WORK INSTRUCTIONS:
Look for the string "exponent" and copy every line that has it.

RECORDS FOR THE EXERCISE:
>> begin

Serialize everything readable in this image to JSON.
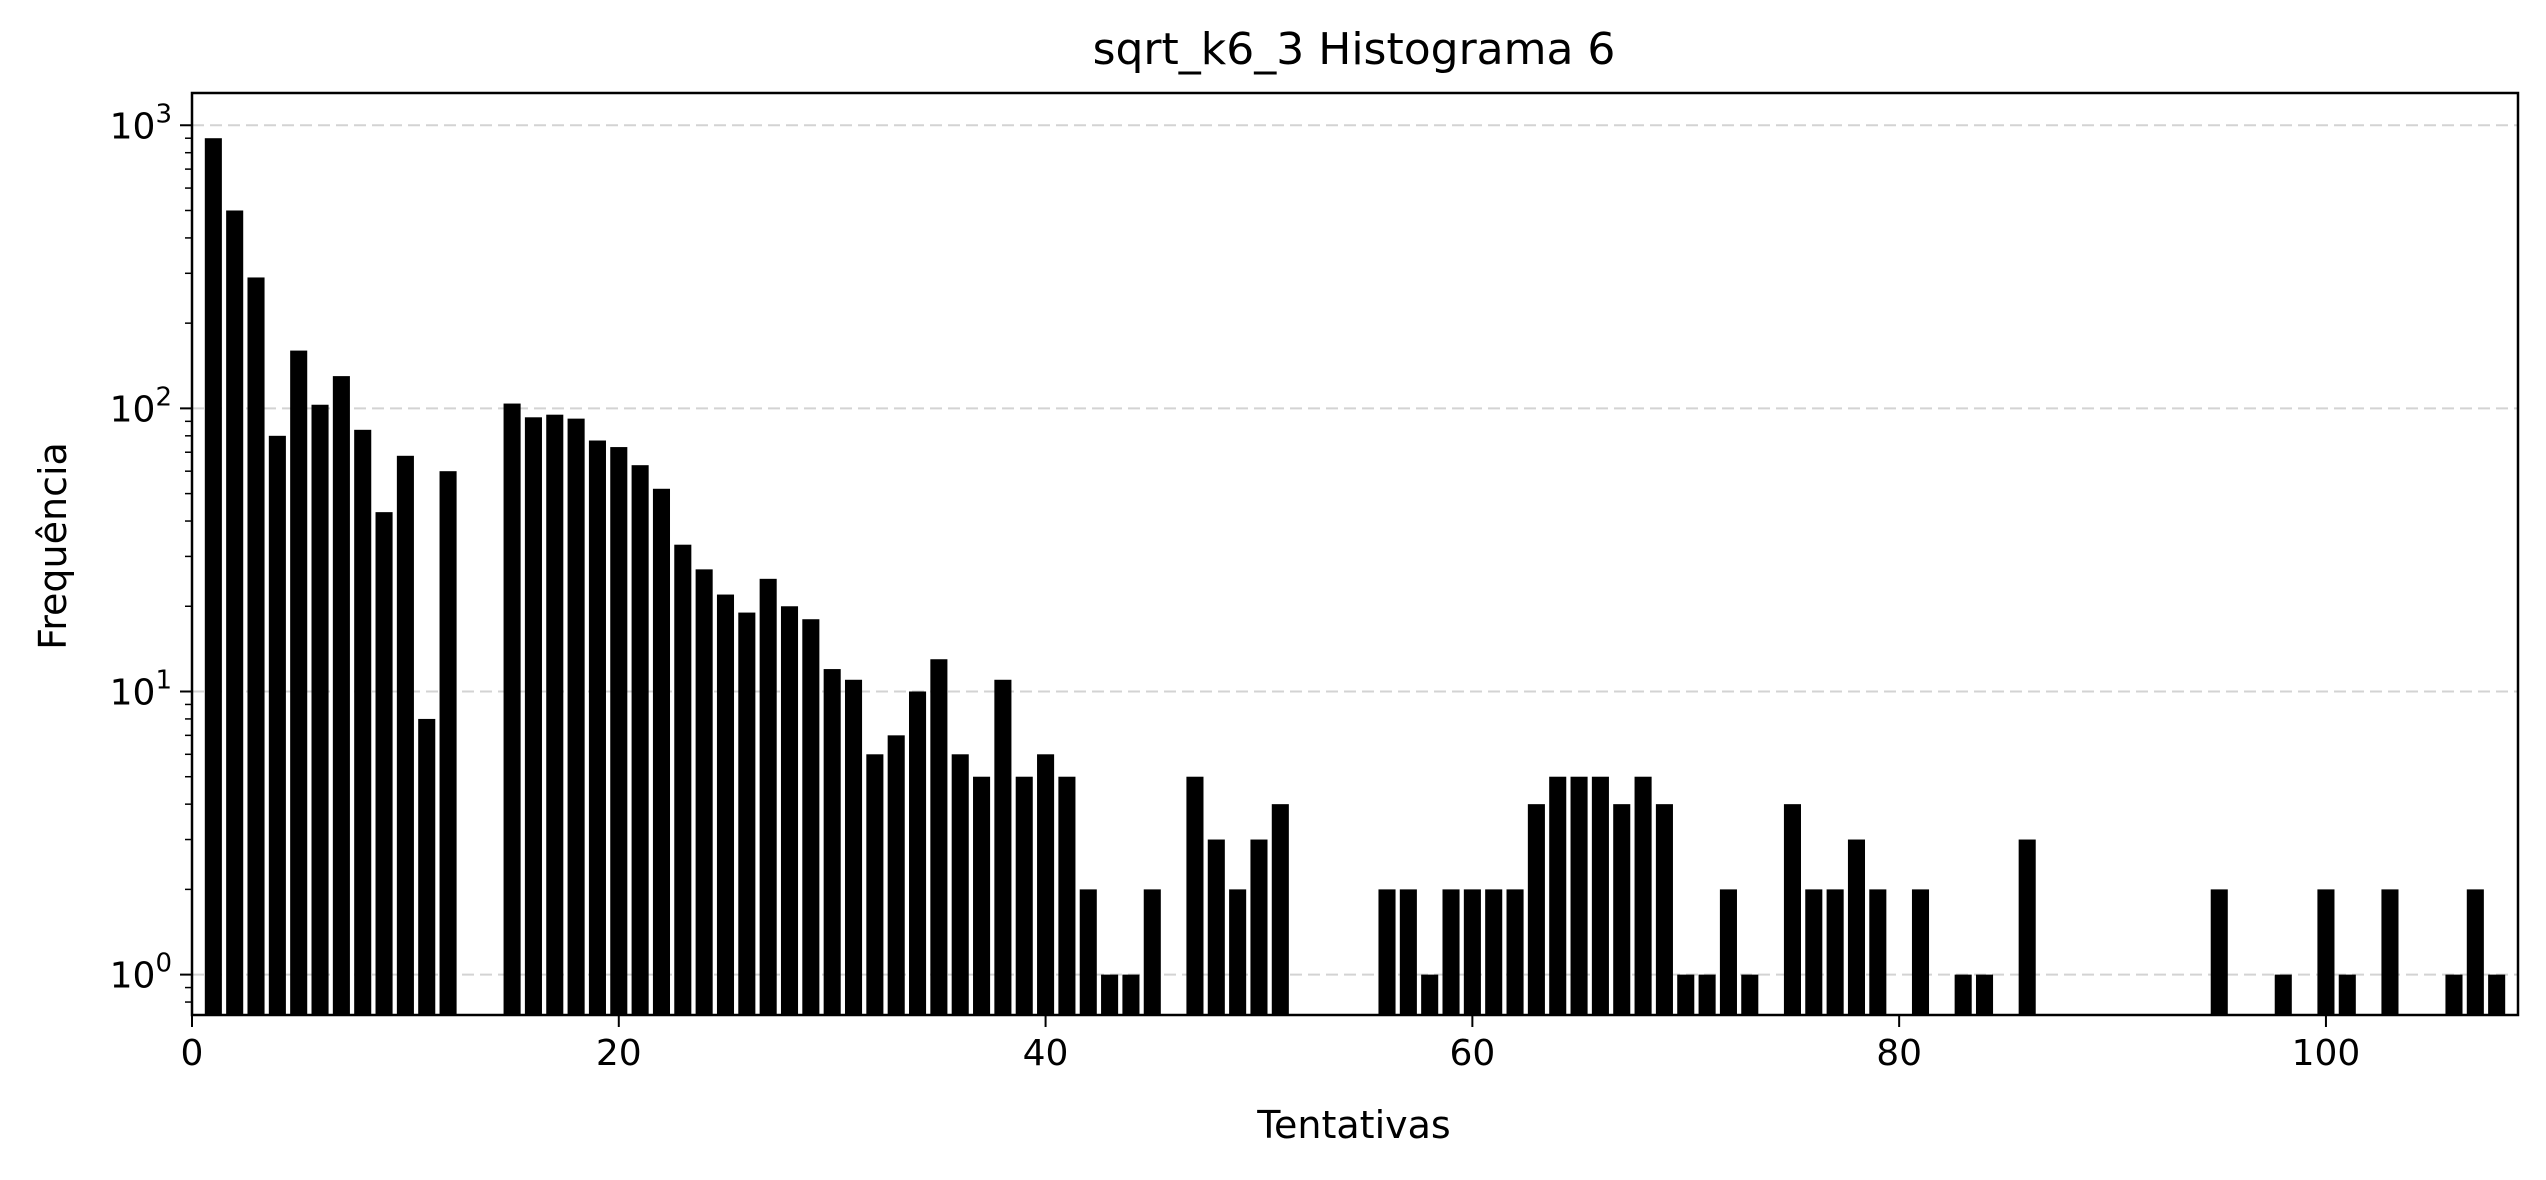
{
  "chart_data": {
    "type": "bar",
    "title": "sqrt_k6_3 Histograma 6",
    "xlabel": "Tentativas",
    "ylabel": "Frequência",
    "yscale": "log",
    "xlim": [
      0,
      109
    ],
    "ylim": [
      0.72,
      1300
    ],
    "xticks": [
      0,
      20,
      40,
      60,
      80,
      100
    ],
    "xtick_labels": [
      "0",
      "20",
      "40",
      "60",
      "80",
      "100"
    ],
    "yticks": [
      {
        "value": 1,
        "base": "10",
        "exponent": "0"
      },
      {
        "value": 10,
        "base": "10",
        "exponent": "1"
      },
      {
        "value": 100,
        "base": "10",
        "exponent": "2"
      },
      {
        "value": 1000,
        "base": "10",
        "exponent": "3"
      }
    ],
    "grid": {
      "axis": "y",
      "style": "dashed",
      "color": "#d3d3d3"
    },
    "bar_color": "#000000",
    "bars": [
      {
        "x": 1,
        "y": 900
      },
      {
        "x": 2,
        "y": 500
      },
      {
        "x": 3,
        "y": 290
      },
      {
        "x": 4,
        "y": 80
      },
      {
        "x": 5,
        "y": 160
      },
      {
        "x": 6,
        "y": 103
      },
      {
        "x": 7,
        "y": 130
      },
      {
        "x": 8,
        "y": 84
      },
      {
        "x": 9,
        "y": 43
      },
      {
        "x": 10,
        "y": 68
      },
      {
        "x": 11,
        "y": 8
      },
      {
        "x": 12,
        "y": 60
      },
      {
        "x": 15,
        "y": 104
      },
      {
        "x": 16,
        "y": 93
      },
      {
        "x": 17,
        "y": 95
      },
      {
        "x": 18,
        "y": 92
      },
      {
        "x": 19,
        "y": 77
      },
      {
        "x": 20,
        "y": 73
      },
      {
        "x": 21,
        "y": 63
      },
      {
        "x": 22,
        "y": 52
      },
      {
        "x": 23,
        "y": 33
      },
      {
        "x": 24,
        "y": 27
      },
      {
        "x": 25,
        "y": 22
      },
      {
        "x": 26,
        "y": 19
      },
      {
        "x": 27,
        "y": 25
      },
      {
        "x": 28,
        "y": 20
      },
      {
        "x": 29,
        "y": 18
      },
      {
        "x": 30,
        "y": 12
      },
      {
        "x": 31,
        "y": 11
      },
      {
        "x": 32,
        "y": 6
      },
      {
        "x": 33,
        "y": 7
      },
      {
        "x": 34,
        "y": 10
      },
      {
        "x": 35,
        "y": 13
      },
      {
        "x": 36,
        "y": 6
      },
      {
        "x": 37,
        "y": 5
      },
      {
        "x": 38,
        "y": 11
      },
      {
        "x": 39,
        "y": 5
      },
      {
        "x": 40,
        "y": 6
      },
      {
        "x": 41,
        "y": 5
      },
      {
        "x": 42,
        "y": 2
      },
      {
        "x": 43,
        "y": 1
      },
      {
        "x": 44,
        "y": 1
      },
      {
        "x": 45,
        "y": 2
      },
      {
        "x": 47,
        "y": 5
      },
      {
        "x": 48,
        "y": 3
      },
      {
        "x": 49,
        "y": 2
      },
      {
        "x": 50,
        "y": 3
      },
      {
        "x": 51,
        "y": 4
      },
      {
        "x": 56,
        "y": 2
      },
      {
        "x": 57,
        "y": 2
      },
      {
        "x": 58,
        "y": 1
      },
      {
        "x": 59,
        "y": 2
      },
      {
        "x": 60,
        "y": 2
      },
      {
        "x": 61,
        "y": 2
      },
      {
        "x": 62,
        "y": 2
      },
      {
        "x": 63,
        "y": 4
      },
      {
        "x": 64,
        "y": 5
      },
      {
        "x": 65,
        "y": 5
      },
      {
        "x": 66,
        "y": 5
      },
      {
        "x": 67,
        "y": 4
      },
      {
        "x": 68,
        "y": 5
      },
      {
        "x": 69,
        "y": 4
      },
      {
        "x": 70,
        "y": 1
      },
      {
        "x": 71,
        "y": 1
      },
      {
        "x": 72,
        "y": 2
      },
      {
        "x": 73,
        "y": 1
      },
      {
        "x": 75,
        "y": 4
      },
      {
        "x": 76,
        "y": 2
      },
      {
        "x": 77,
        "y": 2
      },
      {
        "x": 78,
        "y": 3
      },
      {
        "x": 79,
        "y": 2
      },
      {
        "x": 81,
        "y": 2
      },
      {
        "x": 83,
        "y": 1
      },
      {
        "x": 84,
        "y": 1
      },
      {
        "x": 86,
        "y": 3
      },
      {
        "x": 95,
        "y": 2
      },
      {
        "x": 98,
        "y": 1
      },
      {
        "x": 100,
        "y": 2
      },
      {
        "x": 101,
        "y": 1
      },
      {
        "x": 103,
        "y": 2
      },
      {
        "x": 106,
        "y": 1
      },
      {
        "x": 107,
        "y": 2
      },
      {
        "x": 108,
        "y": 1
      }
    ]
  }
}
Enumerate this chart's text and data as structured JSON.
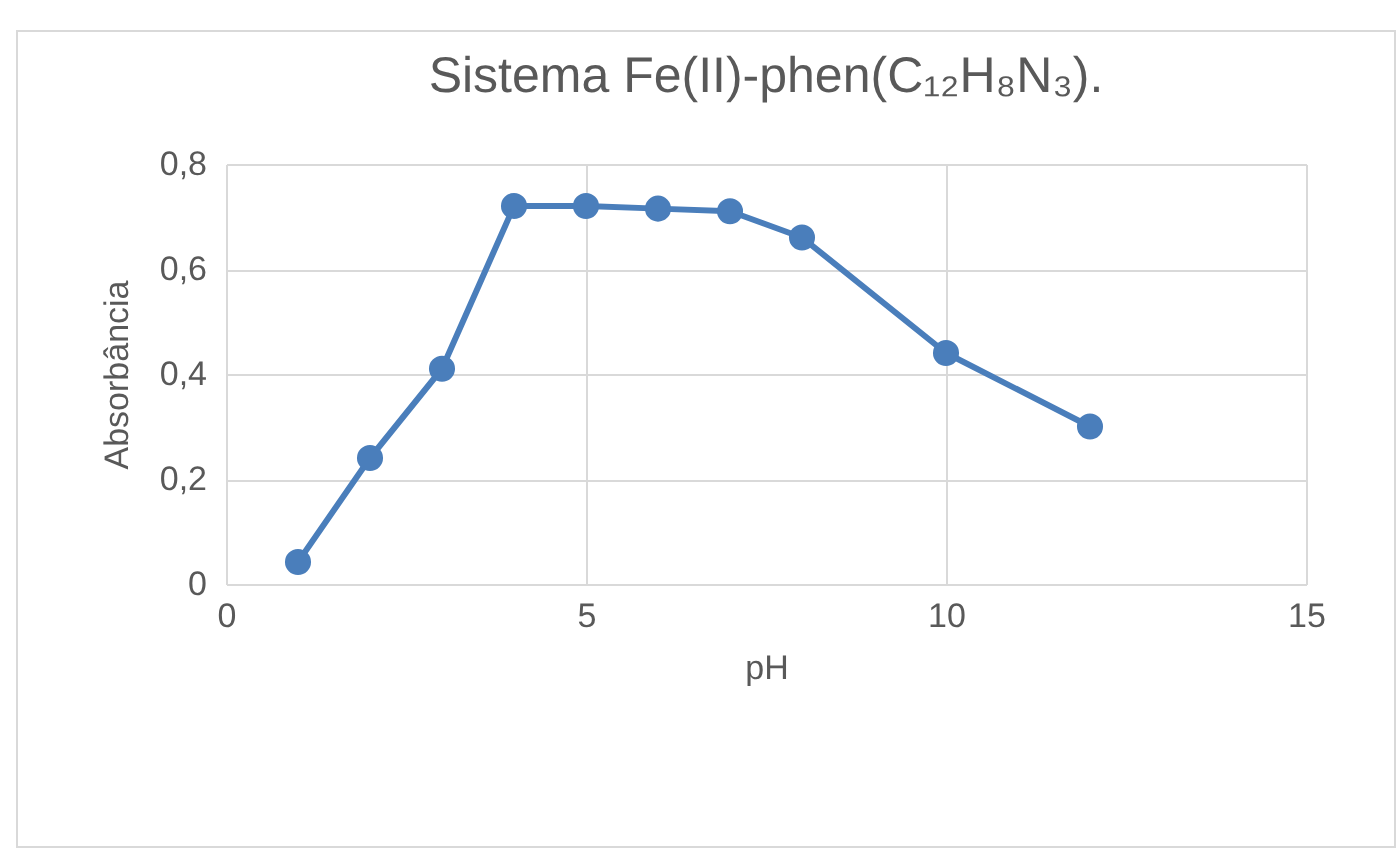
{
  "chart_data": {
    "type": "line",
    "title": "Sistema Fe(II)-phen(C₁₂H₈N₃).",
    "xlabel": "pH",
    "ylabel": "Absorbância",
    "x": [
      1,
      2,
      3,
      4,
      5,
      6,
      7,
      8,
      10,
      12
    ],
    "series": [
      {
        "color": "#4a7ebb",
        "values": [
          0.042,
          0.24,
          0.41,
          0.72,
          0.72,
          0.715,
          0.71,
          0.66,
          0.44,
          0.3
        ]
      }
    ],
    "xlim": [
      0,
      15
    ],
    "xticks": [
      0,
      5,
      10,
      15
    ],
    "ylim": [
      0,
      0.8
    ],
    "yticks": [
      0,
      {
        "value": 0.2,
        "label": "0,2"
      },
      {
        "value": 0.4,
        "label": "0,4"
      },
      {
        "value": 0.6,
        "label": "0,6"
      },
      {
        "value": 0.8,
        "label": "0,8"
      }
    ],
    "grid": true,
    "marker": "circle",
    "line_style": "solid"
  }
}
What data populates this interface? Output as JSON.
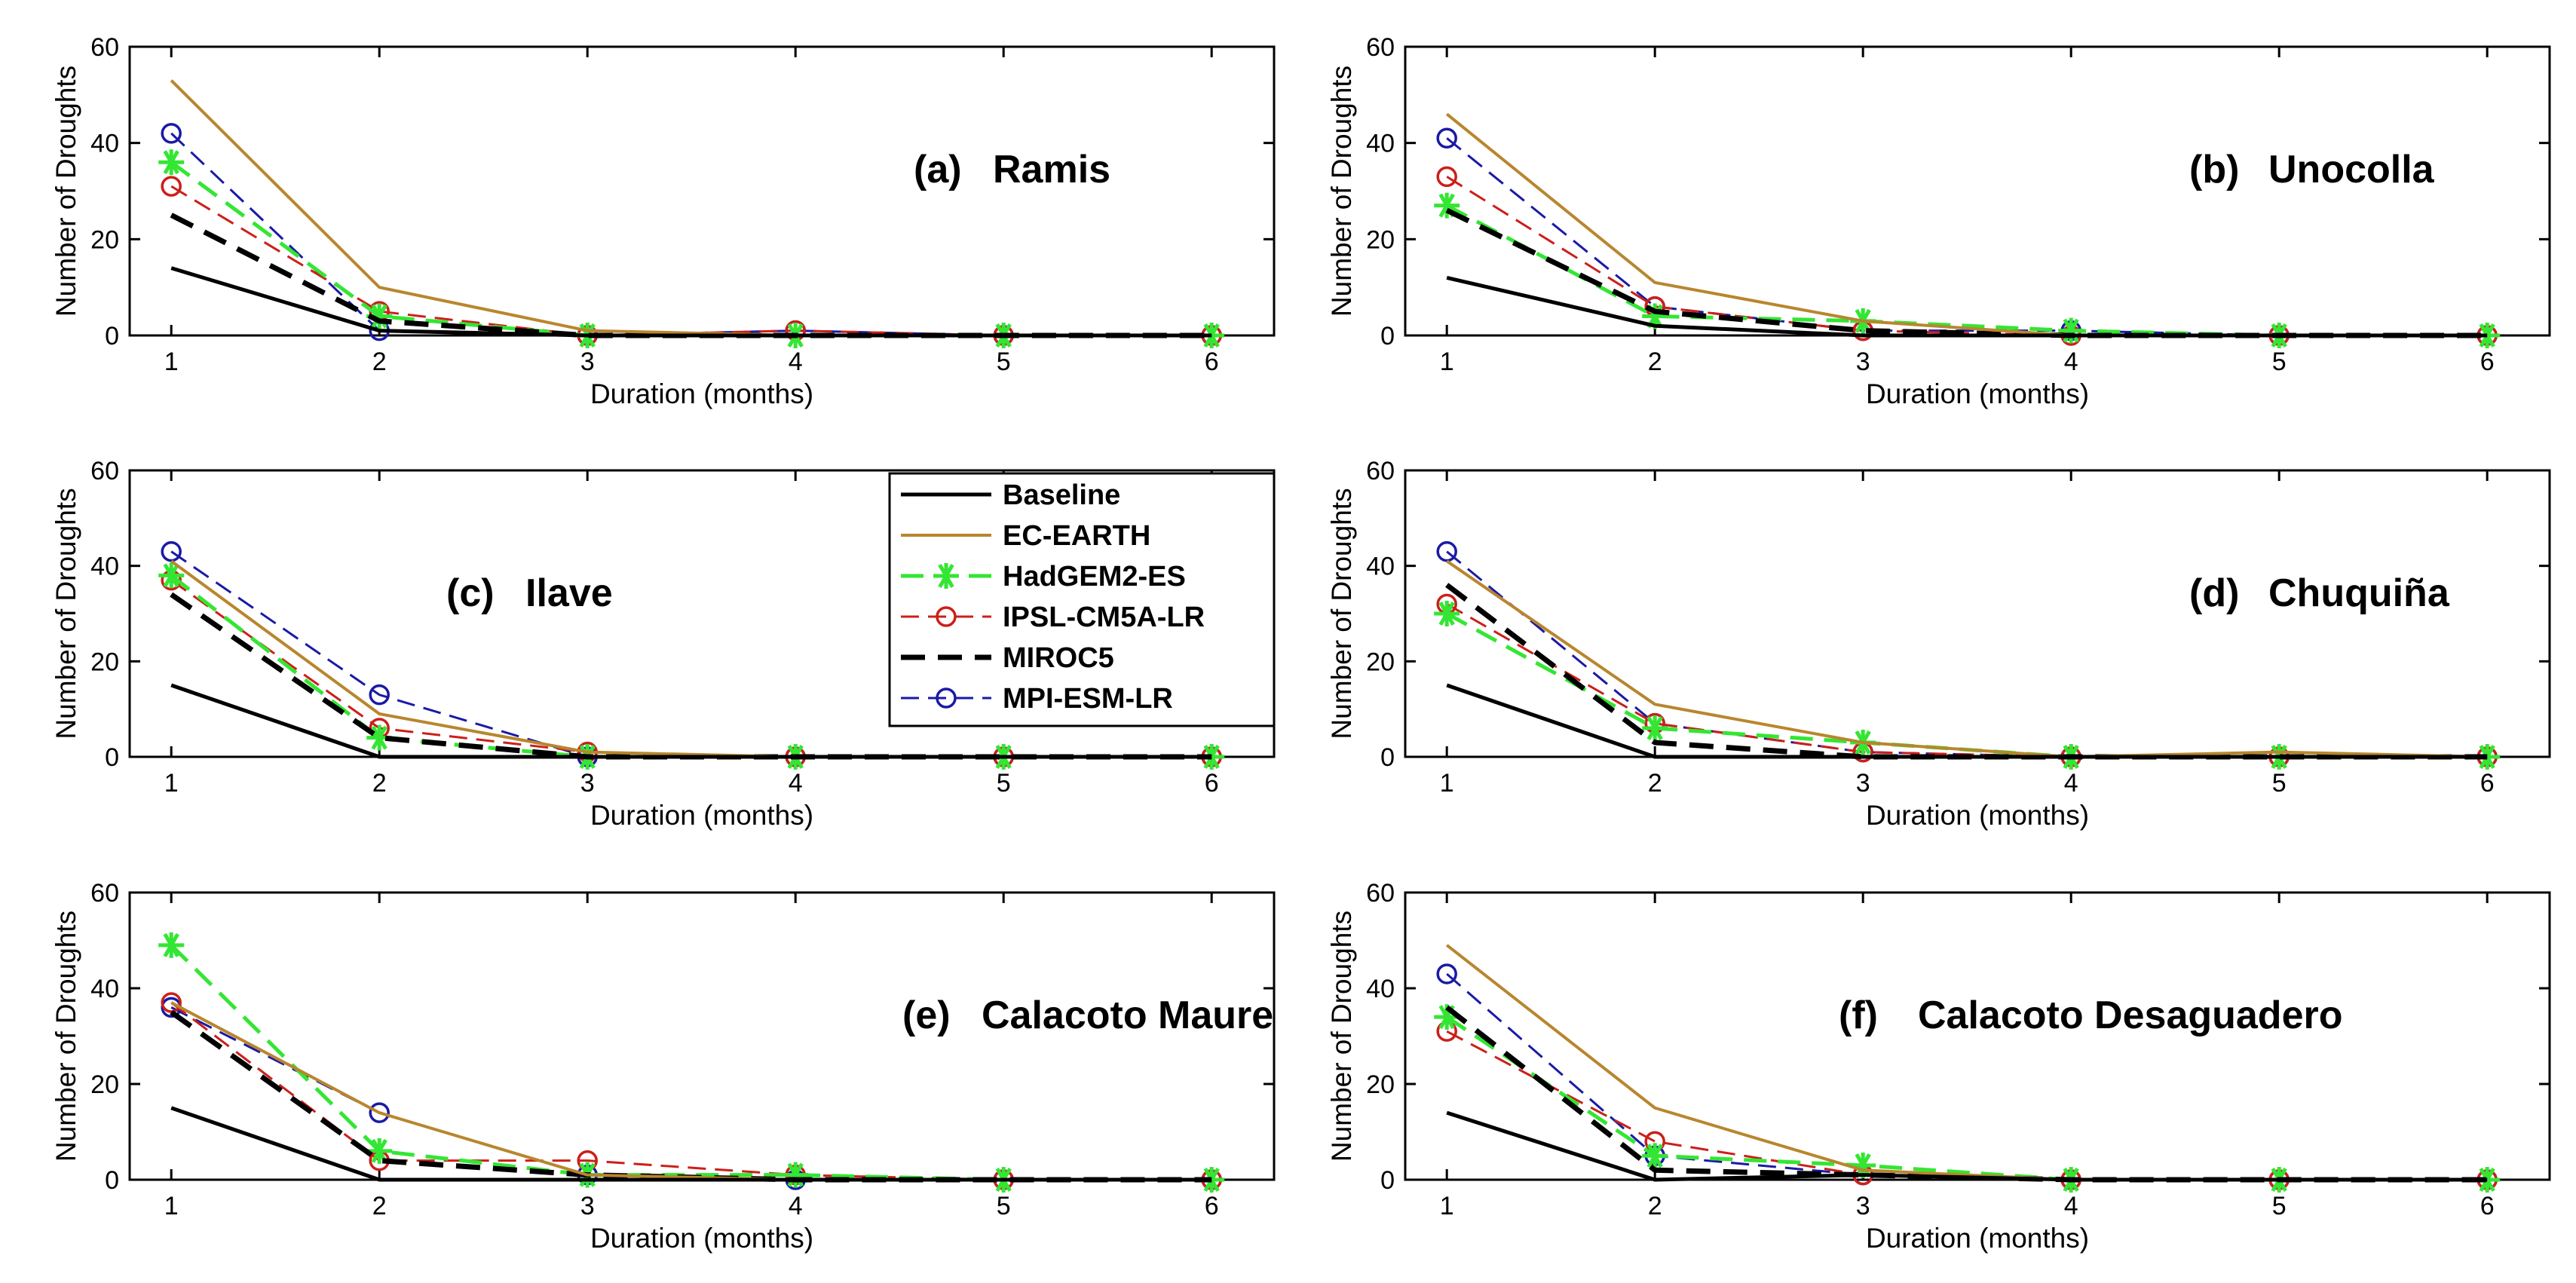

>> end

FINISHED EXERCISE:
        "exponent": "0"
        "exponent": "1"
        "exponent": "2"
        "exponent": "3"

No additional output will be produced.